=== The input ===

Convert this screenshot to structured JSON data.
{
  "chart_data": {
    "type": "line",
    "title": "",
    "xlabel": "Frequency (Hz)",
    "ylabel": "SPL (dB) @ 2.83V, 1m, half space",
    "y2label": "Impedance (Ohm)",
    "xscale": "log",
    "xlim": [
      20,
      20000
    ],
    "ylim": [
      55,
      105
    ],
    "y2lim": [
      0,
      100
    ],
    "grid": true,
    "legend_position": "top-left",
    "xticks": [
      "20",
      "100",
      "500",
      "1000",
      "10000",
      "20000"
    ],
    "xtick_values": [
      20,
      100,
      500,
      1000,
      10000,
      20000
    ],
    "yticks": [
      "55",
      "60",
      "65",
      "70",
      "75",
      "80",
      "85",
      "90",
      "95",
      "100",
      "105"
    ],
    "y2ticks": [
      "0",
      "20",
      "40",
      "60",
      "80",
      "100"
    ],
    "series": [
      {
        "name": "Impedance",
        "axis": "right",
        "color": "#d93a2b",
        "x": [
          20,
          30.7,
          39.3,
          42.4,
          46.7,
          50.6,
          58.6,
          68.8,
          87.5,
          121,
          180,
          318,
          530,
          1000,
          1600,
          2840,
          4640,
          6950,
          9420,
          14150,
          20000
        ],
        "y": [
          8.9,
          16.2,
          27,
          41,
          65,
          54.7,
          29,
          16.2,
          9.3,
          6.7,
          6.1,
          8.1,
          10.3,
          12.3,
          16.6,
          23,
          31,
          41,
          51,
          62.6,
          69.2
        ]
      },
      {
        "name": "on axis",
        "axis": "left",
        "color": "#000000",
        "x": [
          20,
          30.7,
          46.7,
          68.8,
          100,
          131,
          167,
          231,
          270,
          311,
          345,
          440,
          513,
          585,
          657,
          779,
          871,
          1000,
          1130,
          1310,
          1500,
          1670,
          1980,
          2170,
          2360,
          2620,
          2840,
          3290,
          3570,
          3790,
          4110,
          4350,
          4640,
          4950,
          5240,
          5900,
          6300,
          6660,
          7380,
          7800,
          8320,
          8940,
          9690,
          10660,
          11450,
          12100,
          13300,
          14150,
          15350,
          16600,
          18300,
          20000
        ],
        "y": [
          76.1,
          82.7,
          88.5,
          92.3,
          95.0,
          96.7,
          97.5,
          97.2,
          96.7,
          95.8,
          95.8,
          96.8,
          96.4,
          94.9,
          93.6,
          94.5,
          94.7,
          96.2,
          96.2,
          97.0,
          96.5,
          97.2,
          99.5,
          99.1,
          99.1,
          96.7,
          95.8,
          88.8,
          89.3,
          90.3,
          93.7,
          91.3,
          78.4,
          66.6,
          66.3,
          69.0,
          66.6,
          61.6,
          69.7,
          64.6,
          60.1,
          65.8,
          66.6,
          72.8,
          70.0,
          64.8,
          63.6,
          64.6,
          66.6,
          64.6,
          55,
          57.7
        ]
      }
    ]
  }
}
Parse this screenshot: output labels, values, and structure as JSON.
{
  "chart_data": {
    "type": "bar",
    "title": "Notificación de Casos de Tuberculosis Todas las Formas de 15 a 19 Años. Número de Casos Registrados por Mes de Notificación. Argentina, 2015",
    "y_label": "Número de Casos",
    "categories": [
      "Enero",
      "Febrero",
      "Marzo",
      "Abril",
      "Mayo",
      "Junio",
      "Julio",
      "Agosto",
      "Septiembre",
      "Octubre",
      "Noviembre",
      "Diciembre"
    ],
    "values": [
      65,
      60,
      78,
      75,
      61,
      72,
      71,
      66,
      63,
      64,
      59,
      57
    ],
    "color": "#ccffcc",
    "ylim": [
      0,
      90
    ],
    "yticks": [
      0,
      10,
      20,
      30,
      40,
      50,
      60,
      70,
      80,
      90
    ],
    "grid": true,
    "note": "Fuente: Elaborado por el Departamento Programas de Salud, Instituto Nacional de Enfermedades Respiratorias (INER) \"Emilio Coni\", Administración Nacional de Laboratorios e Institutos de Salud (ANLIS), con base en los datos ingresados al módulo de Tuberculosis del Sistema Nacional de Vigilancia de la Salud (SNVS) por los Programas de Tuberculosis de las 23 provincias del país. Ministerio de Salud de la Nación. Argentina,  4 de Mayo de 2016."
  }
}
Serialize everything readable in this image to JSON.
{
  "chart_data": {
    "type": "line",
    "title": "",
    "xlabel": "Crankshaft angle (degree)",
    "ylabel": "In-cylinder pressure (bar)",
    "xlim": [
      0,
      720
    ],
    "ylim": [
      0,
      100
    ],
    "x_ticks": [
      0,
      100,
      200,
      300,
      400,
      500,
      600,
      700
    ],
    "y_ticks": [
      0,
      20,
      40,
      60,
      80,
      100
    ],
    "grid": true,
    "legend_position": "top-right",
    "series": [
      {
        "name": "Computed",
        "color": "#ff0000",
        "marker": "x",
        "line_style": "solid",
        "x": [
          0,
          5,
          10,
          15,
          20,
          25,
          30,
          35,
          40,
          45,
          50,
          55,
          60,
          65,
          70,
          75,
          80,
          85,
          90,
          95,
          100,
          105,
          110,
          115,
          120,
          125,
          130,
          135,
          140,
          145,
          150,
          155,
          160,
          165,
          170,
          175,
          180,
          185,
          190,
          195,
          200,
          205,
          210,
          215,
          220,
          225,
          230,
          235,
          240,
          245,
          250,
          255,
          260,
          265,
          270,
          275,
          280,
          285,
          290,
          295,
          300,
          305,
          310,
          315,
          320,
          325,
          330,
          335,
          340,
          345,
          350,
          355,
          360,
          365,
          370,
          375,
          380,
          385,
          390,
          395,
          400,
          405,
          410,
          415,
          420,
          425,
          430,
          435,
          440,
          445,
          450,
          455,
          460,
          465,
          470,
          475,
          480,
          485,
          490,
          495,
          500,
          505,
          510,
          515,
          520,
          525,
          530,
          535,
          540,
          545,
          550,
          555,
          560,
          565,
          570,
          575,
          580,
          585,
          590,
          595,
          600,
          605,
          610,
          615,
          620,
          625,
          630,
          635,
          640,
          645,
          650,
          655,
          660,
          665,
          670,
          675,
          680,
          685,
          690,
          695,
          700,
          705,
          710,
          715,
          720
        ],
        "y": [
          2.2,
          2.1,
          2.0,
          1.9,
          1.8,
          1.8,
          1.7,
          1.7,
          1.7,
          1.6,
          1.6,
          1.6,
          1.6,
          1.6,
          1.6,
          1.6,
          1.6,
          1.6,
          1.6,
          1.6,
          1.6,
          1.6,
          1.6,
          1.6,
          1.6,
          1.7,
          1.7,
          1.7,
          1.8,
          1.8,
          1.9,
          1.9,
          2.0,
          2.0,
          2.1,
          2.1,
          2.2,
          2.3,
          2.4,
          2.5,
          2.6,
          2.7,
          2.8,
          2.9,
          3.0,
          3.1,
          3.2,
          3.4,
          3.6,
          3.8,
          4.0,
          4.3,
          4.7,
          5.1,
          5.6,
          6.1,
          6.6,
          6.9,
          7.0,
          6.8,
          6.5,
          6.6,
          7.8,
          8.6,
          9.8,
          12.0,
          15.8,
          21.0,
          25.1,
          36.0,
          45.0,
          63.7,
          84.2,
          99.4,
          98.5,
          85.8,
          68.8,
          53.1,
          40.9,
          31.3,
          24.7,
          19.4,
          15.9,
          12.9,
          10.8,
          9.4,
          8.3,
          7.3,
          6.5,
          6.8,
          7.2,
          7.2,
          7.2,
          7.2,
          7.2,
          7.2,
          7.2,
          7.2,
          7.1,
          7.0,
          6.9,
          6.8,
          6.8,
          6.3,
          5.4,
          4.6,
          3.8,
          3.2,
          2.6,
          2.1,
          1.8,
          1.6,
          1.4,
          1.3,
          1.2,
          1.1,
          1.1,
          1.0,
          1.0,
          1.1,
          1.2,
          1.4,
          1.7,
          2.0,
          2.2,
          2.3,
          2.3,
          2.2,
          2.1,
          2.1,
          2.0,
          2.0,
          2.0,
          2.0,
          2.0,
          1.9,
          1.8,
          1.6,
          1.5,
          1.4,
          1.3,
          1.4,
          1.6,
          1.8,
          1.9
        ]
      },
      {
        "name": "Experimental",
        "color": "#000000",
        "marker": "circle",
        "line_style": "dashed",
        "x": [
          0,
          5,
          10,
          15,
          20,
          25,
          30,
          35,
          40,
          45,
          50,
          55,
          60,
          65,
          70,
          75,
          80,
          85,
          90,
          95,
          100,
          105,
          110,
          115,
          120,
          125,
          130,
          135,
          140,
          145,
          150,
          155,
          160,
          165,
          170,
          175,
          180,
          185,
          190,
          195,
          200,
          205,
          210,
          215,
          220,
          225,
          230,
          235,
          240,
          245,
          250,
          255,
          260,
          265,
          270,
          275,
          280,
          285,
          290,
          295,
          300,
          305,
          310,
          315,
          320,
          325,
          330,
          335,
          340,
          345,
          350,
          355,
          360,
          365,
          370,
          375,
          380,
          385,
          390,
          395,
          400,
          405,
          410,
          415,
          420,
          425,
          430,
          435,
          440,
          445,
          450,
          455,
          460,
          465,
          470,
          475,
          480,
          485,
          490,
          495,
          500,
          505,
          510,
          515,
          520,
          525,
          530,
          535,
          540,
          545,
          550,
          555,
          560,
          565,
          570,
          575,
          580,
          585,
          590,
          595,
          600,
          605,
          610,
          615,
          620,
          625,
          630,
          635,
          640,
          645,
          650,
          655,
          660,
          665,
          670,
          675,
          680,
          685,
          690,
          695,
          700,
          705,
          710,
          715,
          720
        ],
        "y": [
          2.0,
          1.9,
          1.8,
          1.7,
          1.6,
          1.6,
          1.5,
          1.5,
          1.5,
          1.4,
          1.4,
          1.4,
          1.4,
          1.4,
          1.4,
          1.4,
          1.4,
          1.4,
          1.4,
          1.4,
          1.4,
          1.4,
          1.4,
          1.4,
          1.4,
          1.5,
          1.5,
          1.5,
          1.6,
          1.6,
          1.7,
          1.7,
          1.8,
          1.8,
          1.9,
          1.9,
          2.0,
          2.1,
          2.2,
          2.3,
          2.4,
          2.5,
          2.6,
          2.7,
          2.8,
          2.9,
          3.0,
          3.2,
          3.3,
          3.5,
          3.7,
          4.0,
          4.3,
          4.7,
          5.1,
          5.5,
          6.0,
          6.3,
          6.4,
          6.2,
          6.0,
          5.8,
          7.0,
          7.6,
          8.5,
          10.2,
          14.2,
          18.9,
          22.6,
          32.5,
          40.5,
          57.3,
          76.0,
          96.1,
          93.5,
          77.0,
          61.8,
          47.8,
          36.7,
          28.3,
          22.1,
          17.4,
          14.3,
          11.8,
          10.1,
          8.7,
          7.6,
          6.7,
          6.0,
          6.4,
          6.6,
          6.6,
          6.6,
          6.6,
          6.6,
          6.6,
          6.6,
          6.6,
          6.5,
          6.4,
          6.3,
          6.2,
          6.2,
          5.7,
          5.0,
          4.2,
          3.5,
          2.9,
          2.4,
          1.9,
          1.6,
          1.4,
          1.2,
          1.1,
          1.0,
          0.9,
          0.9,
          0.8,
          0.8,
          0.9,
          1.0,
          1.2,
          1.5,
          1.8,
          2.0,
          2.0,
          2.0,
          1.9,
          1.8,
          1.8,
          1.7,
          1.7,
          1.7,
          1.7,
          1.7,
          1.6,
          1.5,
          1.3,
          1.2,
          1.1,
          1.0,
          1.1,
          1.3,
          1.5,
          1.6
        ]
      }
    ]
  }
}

===

• **Task requirements**
In the records above, how many lines include "ylabel"? Give that number and nothing more.

• **Response to this task**
2